EXERCISE DESCRIPTION: Type out every line below exactly as it reads.

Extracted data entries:
#####

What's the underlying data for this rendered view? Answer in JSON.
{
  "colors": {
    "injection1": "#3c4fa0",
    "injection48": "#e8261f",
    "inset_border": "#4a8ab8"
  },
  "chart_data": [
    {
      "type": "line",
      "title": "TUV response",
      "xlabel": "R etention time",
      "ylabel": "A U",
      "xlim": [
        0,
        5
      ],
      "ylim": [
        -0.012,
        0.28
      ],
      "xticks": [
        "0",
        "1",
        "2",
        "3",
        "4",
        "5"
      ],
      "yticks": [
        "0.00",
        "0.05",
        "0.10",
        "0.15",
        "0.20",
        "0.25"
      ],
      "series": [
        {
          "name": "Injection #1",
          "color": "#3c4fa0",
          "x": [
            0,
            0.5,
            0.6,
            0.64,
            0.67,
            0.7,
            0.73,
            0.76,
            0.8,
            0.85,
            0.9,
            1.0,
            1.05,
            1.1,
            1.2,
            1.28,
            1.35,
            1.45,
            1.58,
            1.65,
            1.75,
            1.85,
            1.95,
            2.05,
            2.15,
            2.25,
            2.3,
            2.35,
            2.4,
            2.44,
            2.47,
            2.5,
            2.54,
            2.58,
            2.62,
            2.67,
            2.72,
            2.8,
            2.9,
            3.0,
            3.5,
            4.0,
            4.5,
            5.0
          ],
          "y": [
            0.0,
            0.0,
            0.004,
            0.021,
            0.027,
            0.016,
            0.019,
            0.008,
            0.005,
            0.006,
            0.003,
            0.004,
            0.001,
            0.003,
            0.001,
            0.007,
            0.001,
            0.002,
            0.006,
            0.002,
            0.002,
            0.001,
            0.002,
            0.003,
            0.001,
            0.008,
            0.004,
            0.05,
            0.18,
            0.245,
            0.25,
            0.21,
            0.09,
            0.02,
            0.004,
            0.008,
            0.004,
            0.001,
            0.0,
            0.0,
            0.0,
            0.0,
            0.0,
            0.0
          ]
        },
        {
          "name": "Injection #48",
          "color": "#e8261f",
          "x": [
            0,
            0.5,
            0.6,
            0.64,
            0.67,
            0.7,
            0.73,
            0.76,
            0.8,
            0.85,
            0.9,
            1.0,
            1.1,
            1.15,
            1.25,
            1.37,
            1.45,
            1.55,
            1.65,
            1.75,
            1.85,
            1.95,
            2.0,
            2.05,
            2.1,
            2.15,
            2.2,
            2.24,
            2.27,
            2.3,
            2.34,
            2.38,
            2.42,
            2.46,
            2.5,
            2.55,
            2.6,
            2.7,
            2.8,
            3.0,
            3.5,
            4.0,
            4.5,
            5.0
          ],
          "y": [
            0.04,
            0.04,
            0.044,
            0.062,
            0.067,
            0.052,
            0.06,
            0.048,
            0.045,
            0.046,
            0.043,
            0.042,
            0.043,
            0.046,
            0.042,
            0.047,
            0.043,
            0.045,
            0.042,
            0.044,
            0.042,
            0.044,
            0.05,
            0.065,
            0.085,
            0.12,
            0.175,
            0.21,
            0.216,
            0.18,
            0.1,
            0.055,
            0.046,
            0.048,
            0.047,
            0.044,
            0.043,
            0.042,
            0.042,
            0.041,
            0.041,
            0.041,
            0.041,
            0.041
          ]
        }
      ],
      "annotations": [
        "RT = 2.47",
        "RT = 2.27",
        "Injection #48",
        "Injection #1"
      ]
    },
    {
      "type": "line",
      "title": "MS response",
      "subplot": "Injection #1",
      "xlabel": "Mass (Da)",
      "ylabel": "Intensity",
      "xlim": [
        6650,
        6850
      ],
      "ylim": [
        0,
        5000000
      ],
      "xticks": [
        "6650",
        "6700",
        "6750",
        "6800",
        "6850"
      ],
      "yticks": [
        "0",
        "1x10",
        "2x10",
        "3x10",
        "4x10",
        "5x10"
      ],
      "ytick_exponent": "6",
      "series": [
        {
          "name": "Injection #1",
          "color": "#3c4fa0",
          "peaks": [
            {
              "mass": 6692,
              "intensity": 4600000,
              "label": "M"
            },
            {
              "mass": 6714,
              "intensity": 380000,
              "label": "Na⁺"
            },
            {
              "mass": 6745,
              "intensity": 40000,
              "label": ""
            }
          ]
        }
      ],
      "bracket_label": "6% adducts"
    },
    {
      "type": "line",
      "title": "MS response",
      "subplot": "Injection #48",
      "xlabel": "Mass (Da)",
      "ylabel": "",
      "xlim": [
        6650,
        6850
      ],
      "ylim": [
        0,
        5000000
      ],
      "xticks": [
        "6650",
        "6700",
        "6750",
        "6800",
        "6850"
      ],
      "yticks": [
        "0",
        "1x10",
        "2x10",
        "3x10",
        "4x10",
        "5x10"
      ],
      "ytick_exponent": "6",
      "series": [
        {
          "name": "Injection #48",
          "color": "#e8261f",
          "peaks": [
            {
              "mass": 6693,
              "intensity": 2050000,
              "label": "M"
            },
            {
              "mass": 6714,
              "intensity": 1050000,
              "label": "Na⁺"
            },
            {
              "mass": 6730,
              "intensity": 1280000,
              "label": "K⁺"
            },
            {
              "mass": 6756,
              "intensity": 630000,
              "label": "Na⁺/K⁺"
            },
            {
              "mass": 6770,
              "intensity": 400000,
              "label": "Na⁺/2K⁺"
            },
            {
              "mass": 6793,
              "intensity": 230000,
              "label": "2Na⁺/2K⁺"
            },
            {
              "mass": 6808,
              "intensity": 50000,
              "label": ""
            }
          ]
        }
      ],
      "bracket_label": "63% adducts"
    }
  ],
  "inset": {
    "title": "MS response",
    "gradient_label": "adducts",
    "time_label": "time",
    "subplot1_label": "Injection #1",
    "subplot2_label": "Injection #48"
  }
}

#####

SOLUTION BELOW:
What's the underlying data for this rendered view? Answer in JSON.
{
  "colors": {
    "injection1": "#3c4fa0",
    "injection48": "#e8261f",
    "inset_border": "#4a8ab8"
  },
  "chart_data": [
    {
      "type": "line",
      "title": "TUV response",
      "xlabel": "R etention time",
      "ylabel": "A U",
      "xlim": [
        0,
        5
      ],
      "ylim": [
        -0.012,
        0.28
      ],
      "xticks": [
        "0",
        "1",
        "2",
        "3",
        "4",
        "5"
      ],
      "yticks": [
        "0.00",
        "0.05",
        "0.10",
        "0.15",
        "0.20",
        "0.25"
      ],
      "series": [
        {
          "name": "Injection #1",
          "color": "#3c4fa0",
          "x": [
            0,
            0.5,
            0.6,
            0.64,
            0.67,
            0.7,
            0.73,
            0.76,
            0.8,
            0.85,
            0.9,
            1.0,
            1.05,
            1.1,
            1.2,
            1.28,
            1.35,
            1.45,
            1.58,
            1.65,
            1.75,
            1.85,
            1.95,
            2.05,
            2.15,
            2.25,
            2.3,
            2.35,
            2.4,
            2.44,
            2.47,
            2.5,
            2.54,
            2.58,
            2.62,
            2.67,
            2.72,
            2.8,
            2.9,
            3.0,
            3.5,
            4.0,
            4.5,
            5.0
          ],
          "y": [
            0.0,
            0.0,
            0.004,
            0.021,
            0.027,
            0.016,
            0.019,
            0.008,
            0.005,
            0.006,
            0.003,
            0.004,
            0.001,
            0.003,
            0.001,
            0.007,
            0.001,
            0.002,
            0.006,
            0.002,
            0.002,
            0.001,
            0.002,
            0.003,
            0.001,
            0.008,
            0.004,
            0.05,
            0.18,
            0.245,
            0.25,
            0.21,
            0.09,
            0.02,
            0.004,
            0.008,
            0.004,
            0.001,
            0.0,
            0.0,
            0.0,
            0.0,
            0.0,
            0.0
          ]
        },
        {
          "name": "Injection #48",
          "color": "#e8261f",
          "x": [
            0,
            0.5,
            0.6,
            0.64,
            0.67,
            0.7,
            0.73,
            0.76,
            0.8,
            0.85,
            0.9,
            1.0,
            1.1,
            1.15,
            1.25,
            1.37,
            1.45,
            1.55,
            1.65,
            1.75,
            1.85,
            1.95,
            2.0,
            2.05,
            2.1,
            2.15,
            2.2,
            2.24,
            2.27,
            2.3,
            2.34,
            2.38,
            2.42,
            2.46,
            2.5,
            2.55,
            2.6,
            2.7,
            2.8,
            3.0,
            3.5,
            4.0,
            4.5,
            5.0
          ],
          "y": [
            0.04,
            0.04,
            0.044,
            0.062,
            0.067,
            0.052,
            0.06,
            0.048,
            0.045,
            0.046,
            0.043,
            0.042,
            0.043,
            0.046,
            0.042,
            0.047,
            0.043,
            0.045,
            0.042,
            0.044,
            0.042,
            0.044,
            0.05,
            0.065,
            0.085,
            0.12,
            0.175,
            0.21,
            0.216,
            0.18,
            0.1,
            0.055,
            0.046,
            0.048,
            0.047,
            0.044,
            0.043,
            0.042,
            0.042,
            0.041,
            0.041,
            0.041,
            0.041,
            0.041
          ]
        }
      ],
      "annotations": [
        "RT = 2.47",
        "RT = 2.27",
        "Injection #48",
        "Injection #1"
      ]
    },
    {
      "type": "line",
      "title": "MS response",
      "subplot": "Injection #1",
      "xlabel": "Mass (Da)",
      "ylabel": "Intensity",
      "xlim": [
        6650,
        6850
      ],
      "ylim": [
        0,
        5000000
      ],
      "xticks": [
        "6650",
        "6700",
        "6750",
        "6800",
        "6850"
      ],
      "yticks": [
        "0",
        "1x10",
        "2x10",
        "3x10",
        "4x10",
        "5x10"
      ],
      "ytick_exponent": "6",
      "series": [
        {
          "name": "Injection #1",
          "color": "#3c4fa0",
          "peaks": [
            {
              "mass": 6692,
              "intensity": 4600000,
              "label": "M"
            },
            {
              "mass": 6714,
              "intensity": 380000,
              "label": "Na⁺"
            },
            {
              "mass": 6745,
              "intensity": 40000,
              "label": ""
            }
          ]
        }
      ],
      "bracket_label": "6% adducts"
    },
    {
      "type": "line",
      "title": "MS response",
      "subplot": "Injection #48",
      "xlabel": "Mass (Da)",
      "ylabel": "",
      "xlim": [
        6650,
        6850
      ],
      "ylim": [
        0,
        5000000
      ],
      "xticks": [
        "6650",
        "6700",
        "6750",
        "6800",
        "6850"
      ],
      "yticks": [
        "0",
        "1x10",
        "2x10",
        "3x10",
        "4x10",
        "5x10"
      ],
      "ytick_exponent": "6",
      "series": [
        {
          "name": "Injection #48",
          "color": "#e8261f",
          "peaks": [
            {
              "mass": 6693,
              "intensity": 2050000,
              "label": "M"
            },
            {
              "mass": 6714,
              "intensity": 1050000,
              "label": "Na⁺"
            },
            {
              "mass": 6730,
              "intensity": 1280000,
              "label": "K⁺"
            },
            {
              "mass": 6756,
              "intensity": 630000,
              "label": "Na⁺/K⁺"
            },
            {
              "mass": 6770,
              "intensity": 400000,
              "label": "Na⁺/2K⁺"
            },
            {
              "mass": 6793,
              "intensity": 230000,
              "label": "2Na⁺/2K⁺"
            },
            {
              "mass": 6808,
              "intensity": 50000,
              "label": ""
            }
          ]
        }
      ],
      "bracket_label": "63% adducts"
    }
  ],
  "inset": {
    "title": "MS response",
    "gradient_label": "adducts",
    "time_label": "time",
    "subplot1_label": "Injection #1",
    "subplot2_label": "Injection #48"
  }
}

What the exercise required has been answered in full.